Given data:
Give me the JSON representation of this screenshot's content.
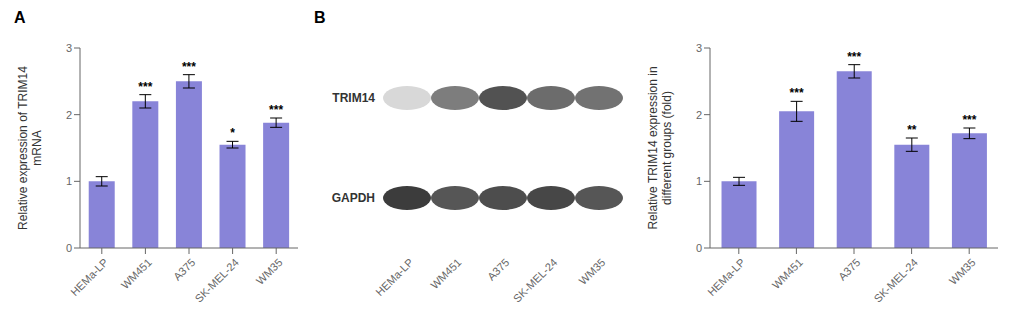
{
  "chart_data": [
    {
      "type": "bar",
      "title": "A",
      "categories": [
        "HEMa-LP",
        "WM451",
        "A375",
        "SK-MEL-24",
        "WM35"
      ],
      "values": [
        1.0,
        2.2,
        2.5,
        1.55,
        1.88
      ],
      "errors": [
        0.07,
        0.1,
        0.1,
        0.05,
        0.07
      ],
      "annotations": [
        {
          "category": "WM451",
          "text": "***"
        },
        {
          "category": "A375",
          "text": "***"
        },
        {
          "category": "SK-MEL-24",
          "text": "*"
        },
        {
          "category": "WM35",
          "text": "***"
        }
      ],
      "y_label": "Relative expression of TRIM14\nmRNA",
      "ylim": [
        0,
        3
      ],
      "yticks": [
        0,
        1,
        2,
        3
      ],
      "color": "#8884d8",
      "grid": false
    },
    {
      "type": "heatmap",
      "title": "B",
      "categories": [
        "HEMa-LP",
        "WM451",
        "A375",
        "SK-MEL-24",
        "WM35"
      ],
      "rows": [
        "TRIM14",
        "GAPDH"
      ],
      "cells": [
        [
          0.18,
          0.6,
          0.8,
          0.68,
          0.65
        ],
        [
          0.9,
          0.78,
          0.82,
          0.85,
          0.78
        ]
      ]
    },
    {
      "type": "bar",
      "categories": [
        "HEMa-LP",
        "WM451",
        "A375",
        "SK-MEL-24",
        "WM35"
      ],
      "values": [
        1.0,
        2.05,
        2.65,
        1.55,
        1.72
      ],
      "errors": [
        0.06,
        0.15,
        0.1,
        0.1,
        0.08
      ],
      "annotations": [
        {
          "category": "WM451",
          "text": "***"
        },
        {
          "category": "A375",
          "text": "***"
        },
        {
          "category": "SK-MEL-24",
          "text": "**"
        },
        {
          "category": "WM35",
          "text": "***"
        }
      ],
      "y_label": "Relative TRIM14 expression in\ndifferent groups (fold)",
      "ylim": [
        0,
        3
      ],
      "yticks": [
        0,
        1,
        2,
        3
      ],
      "color": "#8884d8",
      "grid": false
    }
  ]
}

Assigned task: Show, from the listing above, each line that contains the word "Relative".

Task answer:
      "y_label": "Relative expression of TRIM14\nmRNA",
      "y_label": "Relative TRIM14 expression in\ndifferent groups (fold)",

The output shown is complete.